(Record set):
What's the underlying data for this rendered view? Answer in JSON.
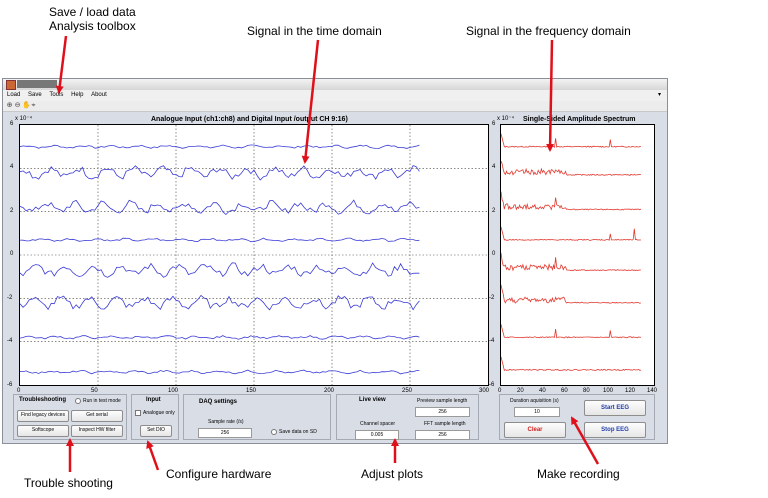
{
  "annotations": {
    "toolbox_line1": "Save / load data",
    "toolbox_line2": "Analysis toolbox",
    "time_domain": "Signal in the time domain",
    "freq_domain": "Signal in the frequency domain",
    "troubleshooting": "Trouble shooting",
    "configure": "Configure hardware",
    "adjust": "Adjust plots",
    "recording": "Make recording"
  },
  "colors": {
    "time_trace": "#3b3bd6",
    "freq_trace": "#e2392f",
    "annotation_arrow": "#e0101a",
    "window_bg": "#d9dde6"
  },
  "window": {
    "menu": [
      "Load",
      "Save",
      "Tools",
      "Help",
      "About"
    ],
    "toolbar_icons": [
      "zoom-in-icon",
      "zoom-out-icon",
      "pan-icon",
      "data-cursor-icon"
    ]
  },
  "time_plot": {
    "title": "Analogue Input (ch1:ch8) and Digital Input /output CH 9:16)",
    "exponent": "x 10⁻⁴",
    "y_ticks": [
      "6",
      "4",
      "2",
      "0",
      "-2",
      "-4",
      "-6"
    ],
    "x_ticks": [
      "0",
      "50",
      "100",
      "150",
      "200",
      "250",
      "300"
    ]
  },
  "freq_plot": {
    "title": "Single-Sided Amplitude Spectrum",
    "exponent": "x 10⁻⁴",
    "y_ticks": [
      "6",
      "4",
      "2",
      "0",
      "-2",
      "-4",
      "-6"
    ],
    "x_ticks": [
      "0",
      "20",
      "40",
      "60",
      "80",
      "100",
      "120",
      "140"
    ]
  },
  "chart_data": [
    {
      "type": "line",
      "title": "Analogue Input (ch1:ch8) and Digital Input /output CH 9:16)",
      "xlim": [
        0,
        300
      ],
      "ylim": [
        -6,
        6
      ],
      "y_scale_label": "x 10⁻⁴",
      "grid": true,
      "channel_offsets": [
        5.0,
        3.8,
        2.2,
        0.7,
        -0.7,
        -2.2,
        -3.8,
        -5.4
      ],
      "x_extent": [
        0,
        256
      ]
    },
    {
      "type": "line",
      "title": "Single-Sided Amplitude Spectrum",
      "xlim": [
        0,
        140
      ],
      "ylim": [
        -6,
        6
      ],
      "y_scale_label": "x 10⁻⁴",
      "grid": false,
      "channel_offsets": [
        5.0,
        3.7,
        2.1,
        0.7,
        -0.7,
        -2.2,
        -3.8,
        -5.3
      ],
      "x_extent": [
        0,
        128
      ]
    }
  ],
  "panels": {
    "troubleshooting": {
      "title": "Troubleshooting",
      "run_test_mode": "Run in test mode",
      "find_legacy": "Find legacy devices",
      "get_serial": "Get serial",
      "softscope": "Softscope",
      "inspect_hw": "Inspect HW filter"
    },
    "input": {
      "title": "Input",
      "analogue_only": "Analogue only",
      "set_dio": "Set DIO"
    },
    "daq": {
      "title": "DAQ settings",
      "sample_rate_label": "Sample rate (/s)",
      "sample_rate_value": "256",
      "save_on_sd": "Save data on SD"
    },
    "live_view": {
      "title": "Live view",
      "preview_label": "Preview sample length",
      "preview_value": "256",
      "channel_spacer_label": "Channel spacer",
      "channel_spacer_value": "0.005",
      "fft_label": "FFT sample length",
      "fft_value": "256"
    },
    "recording": {
      "duration_label": "Duration aquisition (s)",
      "duration_value": "10",
      "start": "Start EEG",
      "clear": "Clear",
      "stop": "Stop EEG"
    }
  }
}
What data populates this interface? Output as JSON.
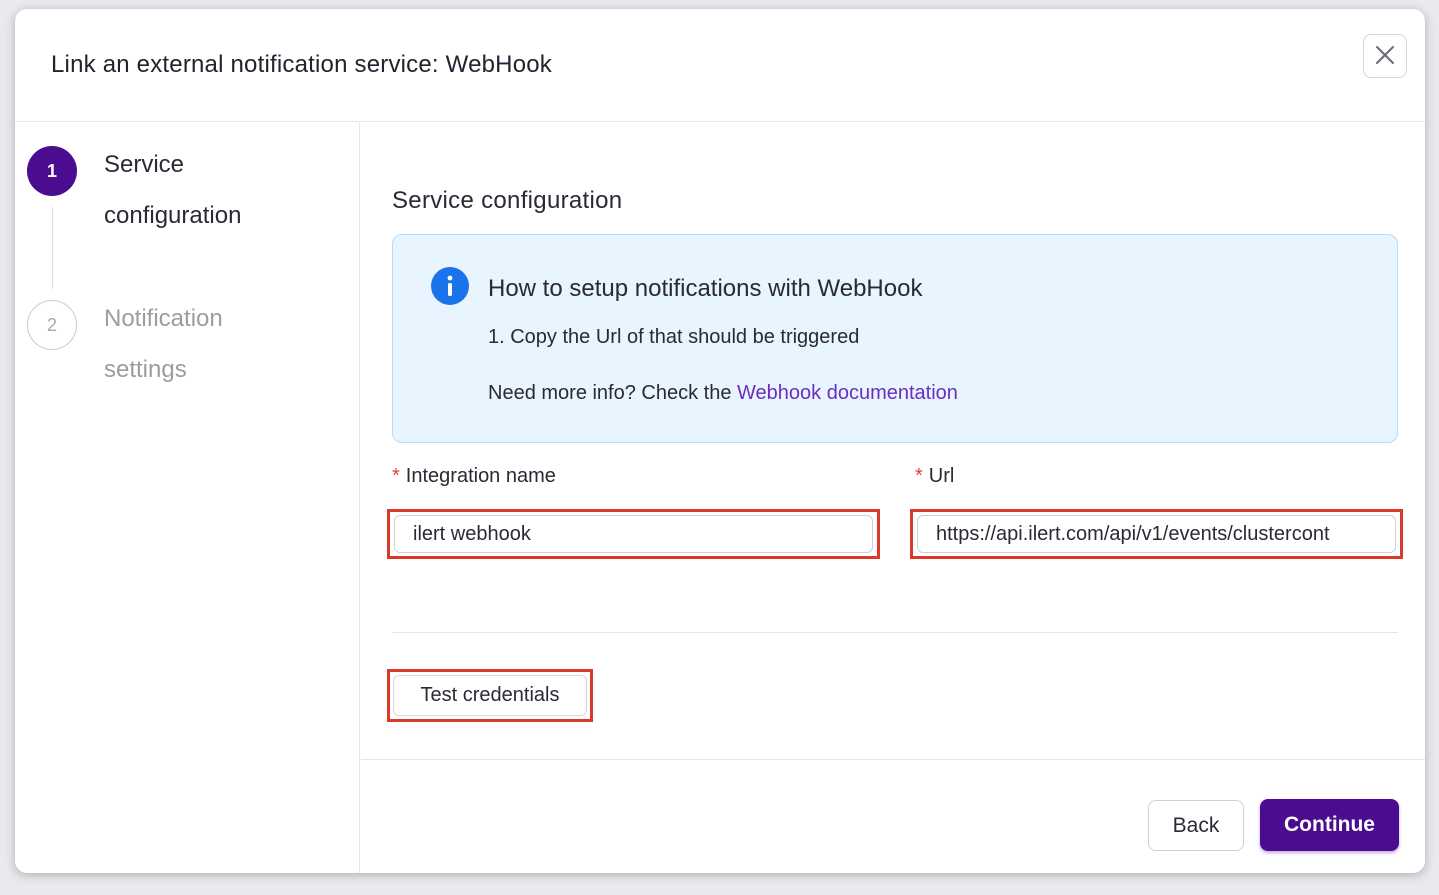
{
  "modal": {
    "title": "Link an external notification service: WebHook",
    "close_icon": "close-icon"
  },
  "steps": [
    {
      "number": "1",
      "label": "Service configuration",
      "state": "active"
    },
    {
      "number": "2",
      "label": "Notification settings",
      "state": "inactive"
    }
  ],
  "main": {
    "section_title": "Service configuration",
    "info": {
      "icon": "info-icon",
      "heading": "How to setup notifications with WebHook",
      "step_1": "1. Copy the Url of that should be triggered",
      "more_prefix": "Need more info? Check the ",
      "more_link": "Webhook documentation"
    },
    "fields": {
      "required_mark": "*",
      "integration_name": {
        "label": "Integration name",
        "value": "ilert webhook"
      },
      "url": {
        "label": "Url",
        "value": "https://api.ilert.com/api/v1/events/clustercont"
      }
    },
    "test_button": "Test credentials"
  },
  "footer": {
    "back_label": "Back",
    "continue_label": "Continue"
  },
  "colors": {
    "brand_purple": "#4b0c8f",
    "link_purple": "#6b2fc0",
    "info_blue": "#1a73e8",
    "info_bg": "#e8f4fe",
    "highlight_red": "#d9382a"
  }
}
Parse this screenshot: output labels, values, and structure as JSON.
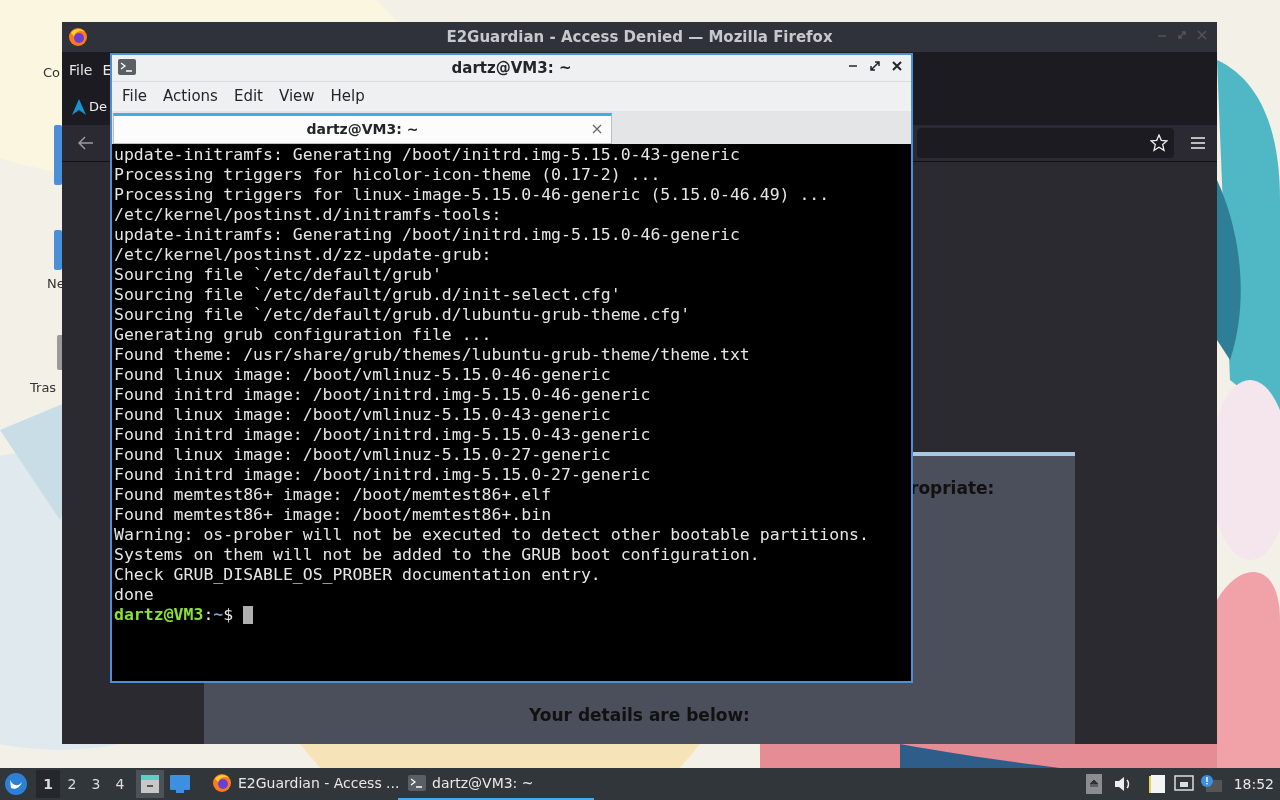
{
  "desktop": {
    "icons": [
      {
        "label": "Co"
      },
      {
        "label": "Ne"
      },
      {
        "label": "Tras"
      }
    ]
  },
  "firefox": {
    "title": "E2Guardian - Access Denied — Mozilla Firefox",
    "menu": [
      "File",
      "E"
    ],
    "tab": {
      "label": "De"
    },
    "content": {
      "heading_fragment": "ropriate:",
      "details_heading": "Your details are below:"
    }
  },
  "terminal": {
    "title": "dartz@VM3: ~",
    "menu": [
      "File",
      "Actions",
      "Edit",
      "View",
      "Help"
    ],
    "tabs": [
      {
        "label": "dartz@VM3: ~",
        "selected": true
      }
    ],
    "lines": [
      "update-initramfs: Generating /boot/initrd.img-5.15.0-43-generic",
      "Processing triggers for hicolor-icon-theme (0.17-2) ...",
      "Processing triggers for linux-image-5.15.0-46-generic (5.15.0-46.49) ...",
      "/etc/kernel/postinst.d/initramfs-tools:",
      "update-initramfs: Generating /boot/initrd.img-5.15.0-46-generic",
      "/etc/kernel/postinst.d/zz-update-grub:",
      "Sourcing file `/etc/default/grub'",
      "Sourcing file `/etc/default/grub.d/init-select.cfg'",
      "Sourcing file `/etc/default/grub.d/lubuntu-grub-theme.cfg'",
      "Generating grub configuration file ...",
      "Found theme: /usr/share/grub/themes/lubuntu-grub-theme/theme.txt",
      "Found linux image: /boot/vmlinuz-5.15.0-46-generic",
      "Found initrd image: /boot/initrd.img-5.15.0-46-generic",
      "Found linux image: /boot/vmlinuz-5.15.0-43-generic",
      "Found initrd image: /boot/initrd.img-5.15.0-43-generic",
      "Found linux image: /boot/vmlinuz-5.15.0-27-generic",
      "Found initrd image: /boot/initrd.img-5.15.0-27-generic",
      "Found memtest86+ image: /boot/memtest86+.elf",
      "Found memtest86+ image: /boot/memtest86+.bin",
      "Warning: os-prober will not be executed to detect other bootable partitions.",
      "Systems on them will not be added to the GRUB boot configuration.",
      "Check GRUB_DISABLE_OS_PROBER documentation entry.",
      "done"
    ],
    "prompt": {
      "user_host": "dartz@VM3",
      "separator": ":",
      "path": "~",
      "symbol": "$"
    }
  },
  "taskbar": {
    "desktops": [
      {
        "label": "1",
        "selected": true
      },
      {
        "label": "2",
        "selected": false
      },
      {
        "label": "3",
        "selected": false
      },
      {
        "label": "4",
        "selected": false
      }
    ],
    "tasks": [
      {
        "kind": "firefox",
        "label": "E2Guardian - Access ...",
        "selected": false
      },
      {
        "kind": "terminal",
        "label": "dartz@VM3: ~",
        "selected": true
      }
    ],
    "clock": "18:52"
  }
}
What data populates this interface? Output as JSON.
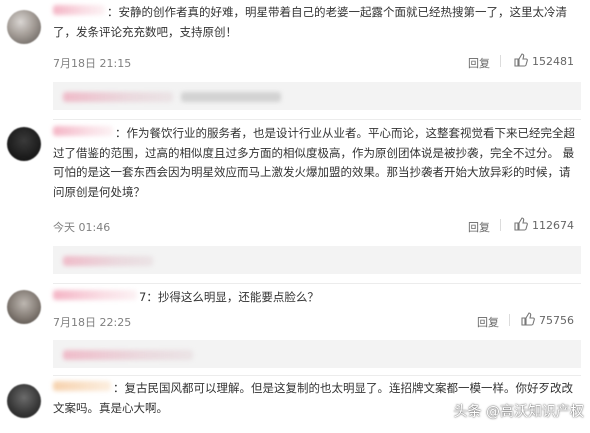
{
  "comments": [
    {
      "text": "：安静的创作者真的好难，明星带着自己的老婆一起露个面就已经热搜第一了，这里太冷清了，发条评论充充数吧，支持原创！",
      "time": "7月18日 21:15",
      "reply_label": "回复",
      "likes": "152481"
    },
    {
      "text": "：作为餐饮行业的服务者，也是设计行业从业者。平心而论，这整套视觉看下来已经完全超过了借鉴的范围，过高的相似度且过多方面的相似度极高，作为原创团体说是被抄袭，完全不过分。 最可怕的是这一套东西会因为明星效应而马上激发火爆加盟的效果。那当抄袭者开始大放异彩的时候，请问原创是何处境？",
      "time": "今天 01:46",
      "reply_label": "回复",
      "likes": "112674"
    },
    {
      "text": "7：抄得这么明显，还能要点脸么？",
      "time": "7月18日 22:25",
      "reply_label": "回复",
      "likes": "75756"
    },
    {
      "text": "：复古民国风都可以理解。但是这复制的也太明显了。连招牌文案都一模一样。你好歹改改文案吗。真是心大啊。",
      "time": "",
      "reply_label": "回复",
      "likes": ""
    }
  ],
  "watermark": "头条 @高沃知识产权",
  "colors": {
    "text": "#333333",
    "meta": "#808080",
    "reply_bg": "#f3f3f3"
  }
}
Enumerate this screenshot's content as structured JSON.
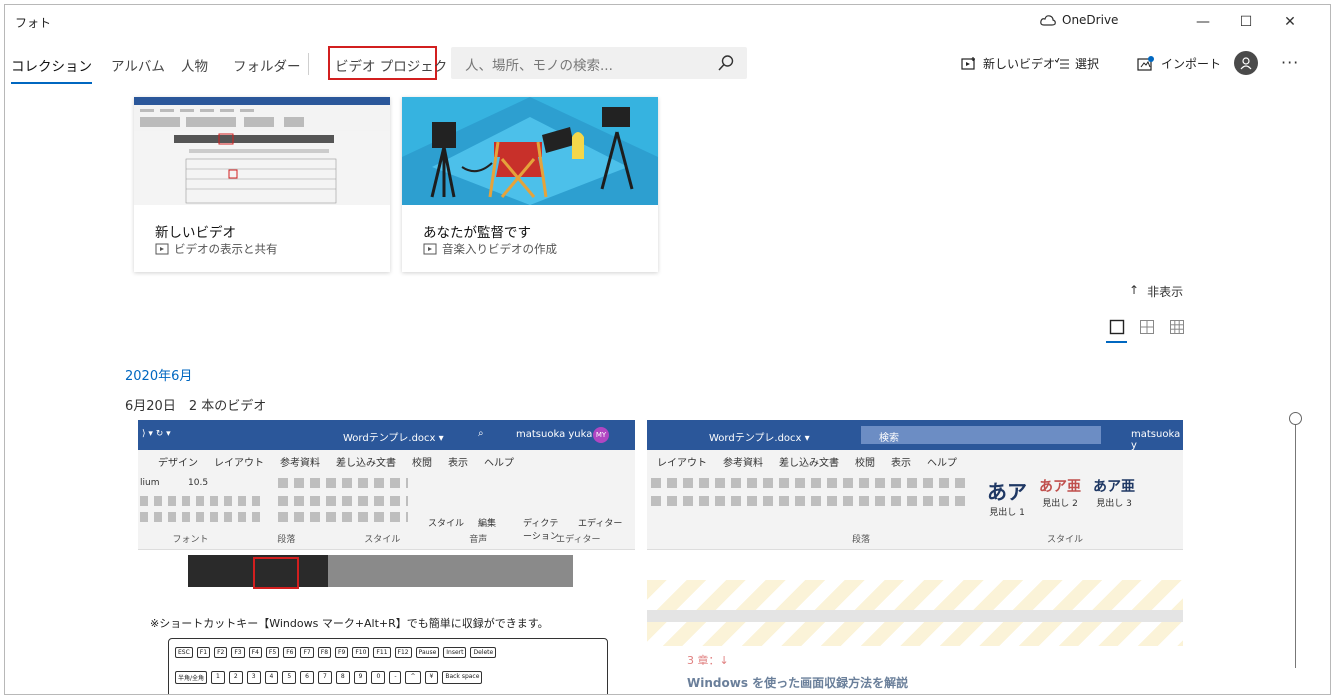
{
  "window": {
    "title": "フォト",
    "onedrive_label": "OneDrive",
    "minimize": "—",
    "maximize": "☐",
    "close": "✕"
  },
  "nav": {
    "tabs": [
      {
        "label": "コレクション"
      },
      {
        "label": "アルバム"
      },
      {
        "label": "人物"
      },
      {
        "label": "フォルダー"
      },
      {
        "label": "ビデオ プロジェクト"
      }
    ],
    "search_placeholder": "人、場所、モノの検索...",
    "actions": {
      "new_video": "新しいビデオ",
      "select": "選択",
      "import": "インポート"
    },
    "more": "···"
  },
  "cards": [
    {
      "title": "新しいビデオ",
      "subtitle": "ビデオの表示と共有"
    },
    {
      "title": "あなたが監督です",
      "subtitle": "音楽入りビデオの作成"
    }
  ],
  "hide_toggle": {
    "arrow": "↑",
    "label": "非表示"
  },
  "gallery": {
    "month": "2020年6月",
    "day_group": "6月20日　2 本のビデオ"
  },
  "thumb1": {
    "doc_title": "Wordテンプレ.docx ▾",
    "user": "matsuoka yuka",
    "user_initials": "MY",
    "menu": [
      "デザイン",
      "レイアウト",
      "参考資料",
      "差し込み文書",
      "校閲",
      "表示",
      "ヘルプ"
    ],
    "font_name": "lium",
    "font_size": "10.5",
    "groups": [
      "フォント",
      "段落",
      "スタイル",
      "音声",
      "エディター"
    ],
    "tools": [
      "スタイル",
      "編集",
      "ディクテーション",
      "エディター"
    ],
    "shortcut_text": "※ショートカットキー【Windows マーク+Alt+R】でも簡単に収録ができます。",
    "keys_row1": [
      "ESC",
      "F1",
      "F2",
      "F3",
      "F4",
      "F5",
      "F6",
      "F7",
      "F8",
      "F9",
      "F10",
      "F11",
      "F12",
      "Pause",
      "Insert",
      "Delete"
    ],
    "keys_row2": [
      "半角/全角",
      "1",
      "2",
      "3",
      "4",
      "5",
      "6",
      "7",
      "8",
      "9",
      "0",
      "-",
      "^",
      "¥",
      "Back space"
    ]
  },
  "thumb2": {
    "doc_title": "Wordテンプレ.docx ▾",
    "search": "検索",
    "user": "matsuoka y",
    "menu": [
      "レイアウト",
      "参考資料",
      "差し込み文書",
      "校閲",
      "表示",
      "ヘルプ"
    ],
    "styles": [
      {
        "big": "あア",
        "label": "見出し 1"
      },
      {
        "big": "あア亜",
        "label": "見出し 2"
      },
      {
        "big": "あア亜",
        "label": "見出し 3"
      }
    ],
    "groups": [
      "段落",
      "スタイル"
    ],
    "heading": "3 章：↓",
    "body_title": "Windows を使った画面収録方法を解説"
  }
}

(What you have to do): Read the entries above, then pull out the lines that include "configuration".

(Expected answer):
      "label": "Service configuration",
    "section_title": "Service configuration",
      "Generating grub configuration file ...",
      "Systems on them will not be added to the GRUB boot configuration.",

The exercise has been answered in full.